▶ [Texte]
Je ne sais plus rien, je ne veux plus rien savoir, sinon le connaître Lui, la communion à ses souffrances, la conformité à sa mort……………………..
Il me semble que conserver sa force au Seigneur, c’est faire l’unité en tout son être par le silence intérieur, c’est ramasser toutes ses puissances pour les occuper au seul exercice de l’Amour, c’est avoir cet œil simple qui permet à la lumière de Dieu de nous irradier.

Une âme qui discute avec son moi, qui s’occupe de ses sensibilités, qui poursuit une pensée inutile, un désir quelconque, cette âme disperse ses forces, elle n’est pas tout ordonnée à Dieu : sa lyre ne vibre pas à l’unisson et le Maître, quand il la touche, ne peut en faire sortir des harmonies divines, il y a encore trop d’humain, c’est une dissonance.

L’âme qui se garde encore quelque chose en son royaume intérieur, dont toutes les puissances ne sont pas encloses en Dieu, ne peut être une parfaite louange de gloire;elle n’est pas en état de chanter sans interruption ce grand cantique dont parle Saint Paul, parce que l’Unité ne règne pas en elle ; et au lieu de poursuivre sa louange à travers toutes choses dans la simplicité, il faut qu’elle réunisse sans cesse les cordes de son instrument qui sont un peu perdues de tous côtés.

Combien elle est indispensable, cette belle Unité intérieure, à l’âme qui veut vivre ici bas de la vie des bienheureux, c’est à dire des êtres simples.
Il me semble que le Maître regardait là lorsqu’il parlait à Madeleine de « l’unique nécessaire ». Comme la grande sainte l’avait compris ! L’œil de son âme éclairée par la lumière de la foi, avait reconnu son Dieu sous le voile de l’humanité ; et dans le silence ; dans l’Unité de ses puissances…elle ne savait plus rien sinon Lui ! On pouvait faire du bruit, s’agiter autour d’elle : « Nescivi : elle ne savait plus rien ! »On pouvait l’accuser : « Nescivi » !.
Pas plus son honneur que les choses extérieures ne peuvent la faire sortir de son sacré silence.
Elle demeure si présente à Lui dans sa belle simplicité qu’il la garde avec un soin jaloux.
Alors peuvent survenir les agitations du dehors, les tempêtes du dedans:Nescivi !

▶ [Énoncé]
Traduisez en anglais cette phrase du texte sur l'unité intérieure : « Elle demeure si présente à Lui dans sa belle simplicité qu'il la garde avec un soin jaloux. » La liste constitue un document distinct, sans rapport avec le texte.

▶ [Bloc de données]

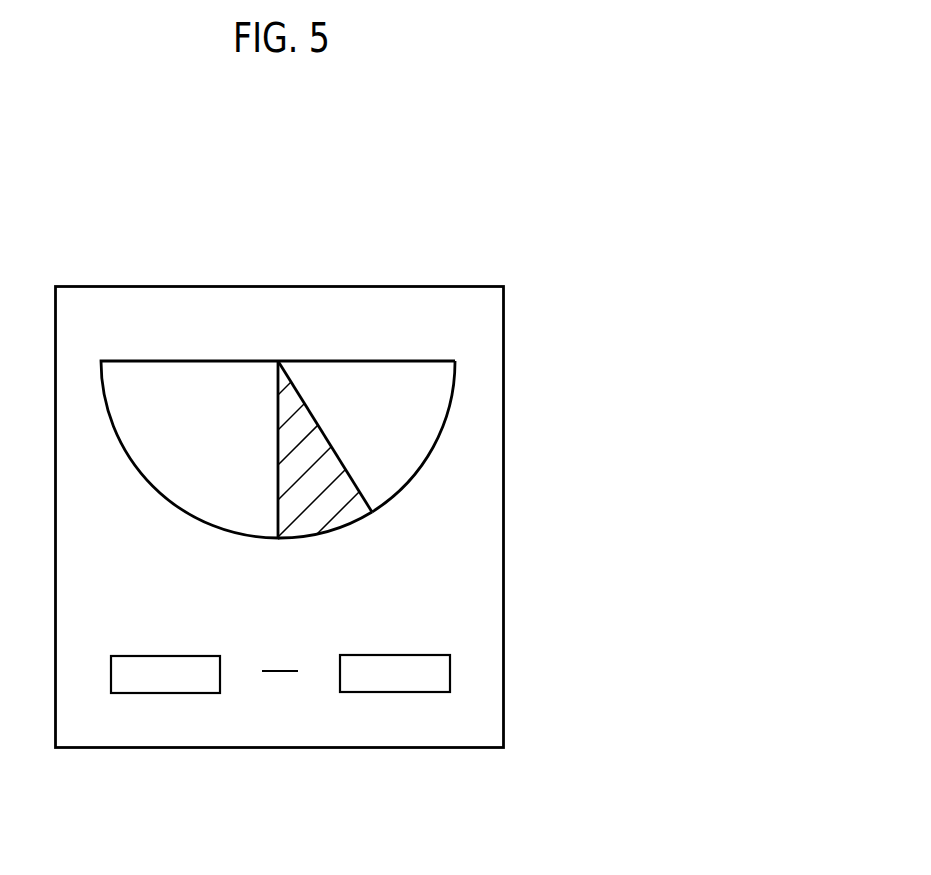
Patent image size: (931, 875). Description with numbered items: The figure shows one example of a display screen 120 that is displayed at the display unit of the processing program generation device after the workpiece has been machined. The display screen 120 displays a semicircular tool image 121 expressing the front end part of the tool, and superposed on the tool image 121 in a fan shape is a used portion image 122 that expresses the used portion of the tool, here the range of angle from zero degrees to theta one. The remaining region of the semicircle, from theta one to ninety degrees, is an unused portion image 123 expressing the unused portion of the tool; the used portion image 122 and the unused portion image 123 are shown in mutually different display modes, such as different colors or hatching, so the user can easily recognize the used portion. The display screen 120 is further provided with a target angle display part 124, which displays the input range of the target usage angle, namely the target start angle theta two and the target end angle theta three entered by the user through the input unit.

▶ [Réponse]
She remains so present to Him in her beautiful simplicity that He guards her with jealous care.